--- START Input for this task ---

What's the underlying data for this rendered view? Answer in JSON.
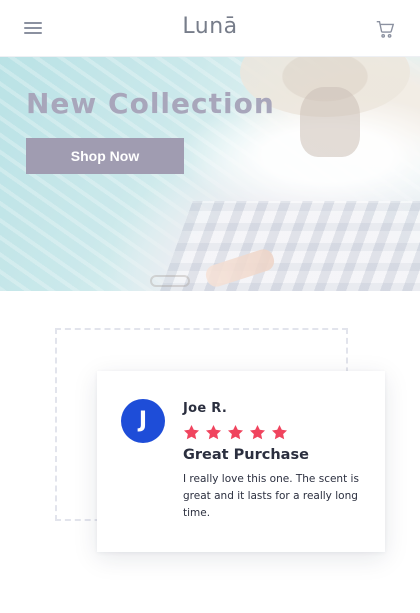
{
  "header": {
    "logo_text": "Lunā",
    "menu_icon": "hamburger-icon",
    "cart_icon": "cart-icon"
  },
  "hero": {
    "title": "New Collection",
    "button_label": "Shop Now"
  },
  "review": {
    "avatar_initial": "J",
    "reviewer_name": "Joe R.",
    "rating": 5,
    "title": "Great Purchase",
    "body": "I really love this one. The scent is great and it lasts for a really long time."
  },
  "colors": {
    "accent_button": "#a09cb1",
    "avatar_bg": "#1e4dd8",
    "star": "#f0445e"
  }
}
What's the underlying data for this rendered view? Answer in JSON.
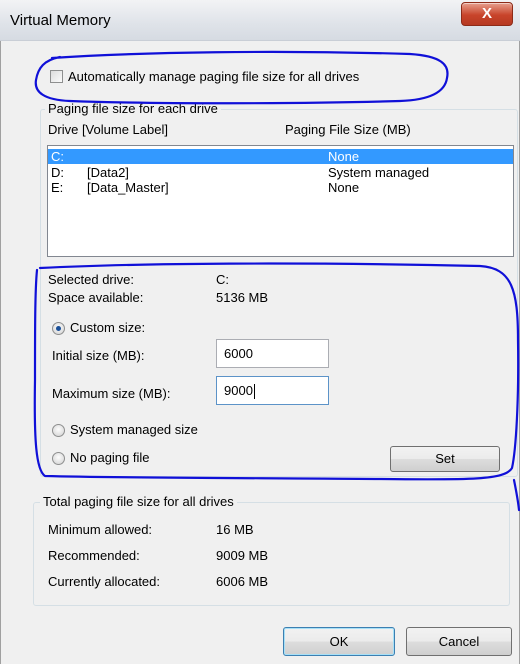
{
  "window": {
    "title": "Virtual Memory",
    "close_glyph": "X"
  },
  "auto_manage": {
    "label": "Automatically manage paging file size for all drives",
    "checked": false
  },
  "per_drive": {
    "group_title": "Paging file size for each drive",
    "col_drive": "Drive  [Volume Label]",
    "col_size": "Paging File Size (MB)",
    "drives": [
      {
        "letter": "C:",
        "label": "",
        "size": "None",
        "selected": true
      },
      {
        "letter": "D:",
        "label": "[Data2]",
        "size": "System managed",
        "selected": false
      },
      {
        "letter": "E:",
        "label": "[Data_Master]",
        "size": "None",
        "selected": false
      }
    ]
  },
  "selected": {
    "drive_label": "Selected drive:",
    "drive_value": "C:",
    "space_label": "Space available:",
    "space_value": "5136 MB"
  },
  "options": {
    "custom_label": "Custom size:",
    "initial_label": "Initial size (MB):",
    "initial_value": "6000",
    "maximum_label": "Maximum size (MB):",
    "maximum_value": "9000",
    "system_label": "System managed size",
    "none_label": "No paging file",
    "set_label": "Set",
    "selected_option": "custom"
  },
  "totals": {
    "group_title": "Total paging file size for all drives",
    "min_label": "Minimum allowed:",
    "min_value": "16 MB",
    "rec_label": "Recommended:",
    "rec_value": "9009 MB",
    "cur_label": "Currently allocated:",
    "cur_value": "6006 MB"
  },
  "buttons": {
    "ok_label": "OK",
    "cancel_label": "Cancel"
  },
  "colors": {
    "selection": "#3399ff",
    "annotation_ink": "#1010d8",
    "close_button": "#c8442a"
  }
}
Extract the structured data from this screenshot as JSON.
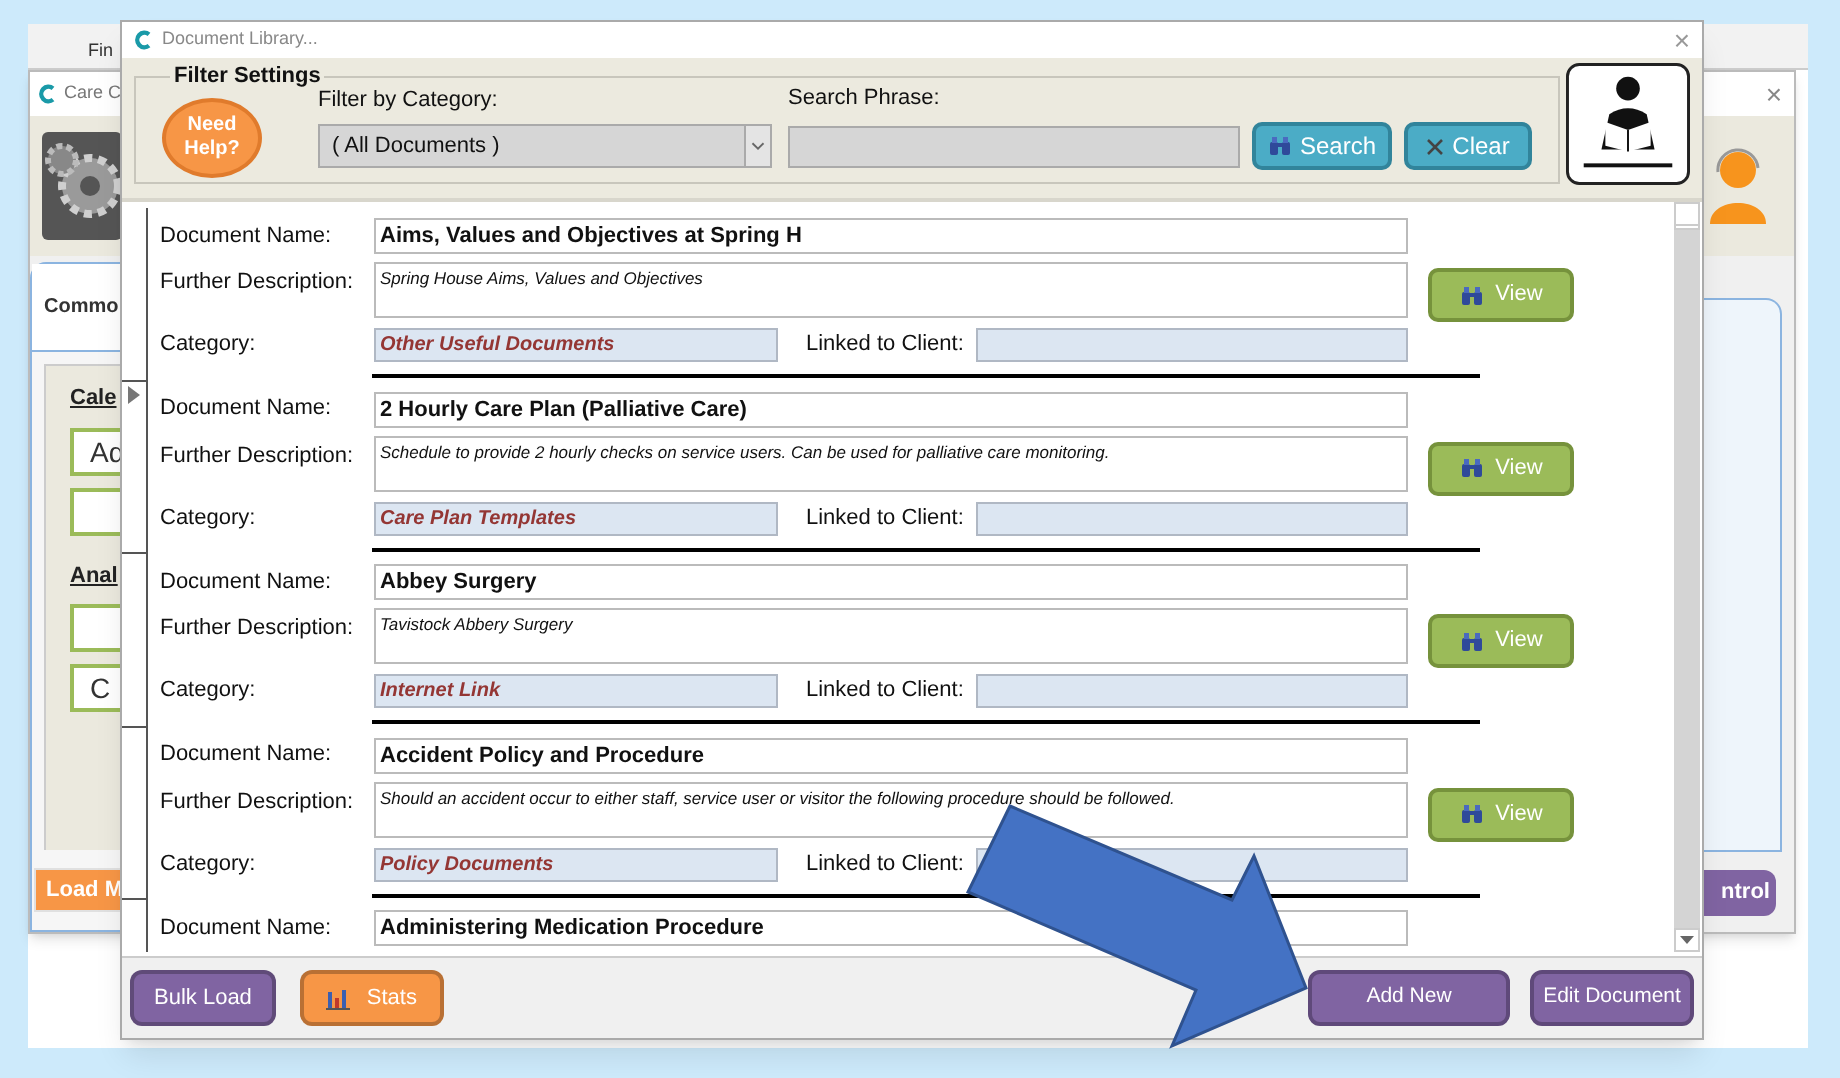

--- END Input for this task ---

• [Challenge]:
Leave out the pictures and print each record exactly as it stands.

• [Task output]:
What's the underlying data for this rendered view? Answer in JSON.
{
  "header": {
    "logo_text": "Lunā",
    "menu_icon": "hamburger-icon",
    "cart_icon": "cart-icon"
  },
  "hero": {
    "title": "New Collection",
    "button_label": "Shop Now"
  },
  "review": {
    "avatar_initial": "J",
    "reviewer_name": "Joe R.",
    "rating": 5,
    "title": "Great Purchase",
    "body": "I really love this one. The scent is great and it lasts for a really long time."
  },
  "colors": {
    "accent_button": "#a09cb1",
    "avatar_bg": "#1e4dd8",
    "star": "#f0445e"
  }
}
What's the underlying data for this rendered view? Answer in JSON.
{
  "window": {
    "title": "Virtual Memory",
    "close_glyph": "X"
  },
  "auto_manage": {
    "label": "Automatically manage paging file size for all drives",
    "checked": false
  },
  "per_drive": {
    "group_title": "Paging file size for each drive",
    "col_drive": "Drive  [Volume Label]",
    "col_size": "Paging File Size (MB)",
    "drives": [
      {
        "letter": "C:",
        "label": "",
        "size": "None",
        "selected": true
      },
      {
        "letter": "D:",
        "label": "[Data2]",
        "size": "System managed",
        "selected": false
      },
      {
        "letter": "E:",
        "label": "[Data_Master]",
        "size": "None",
        "selected": false
      }
    ]
  },
  "selected": {
    "drive_label": "Selected drive:",
    "drive_value": "C:",
    "space_label": "Space available:",
    "space_value": "5136 MB"
  },
  "options": {
    "custom_label": "Custom size:",
    "initial_label": "Initial size (MB):",
    "initial_value": "6000",
    "maximum_label": "Maximum size (MB):",
    "maximum_value": "9000",
    "system_label": "System managed size",
    "none_label": "No paging file",
    "set_label": "Set",
    "selected_option": "custom"
  },
  "totals": {
    "group_title": "Total paging file size for all drives",
    "min_label": "Minimum allowed:",
    "min_value": "16 MB",
    "rec_label": "Recommended:",
    "rec_value": "9009 MB",
    "cur_label": "Currently allocated:",
    "cur_value": "6006 MB"
  },
  "buttons": {
    "ok_label": "OK",
    "cancel_label": "Cancel"
  },
  "colors": {
    "selection": "#3399ff",
    "annotation_ink": "#1010d8",
    "close_button": "#c8442a"
  }
}
Extract the structured data from this screenshot as JSON.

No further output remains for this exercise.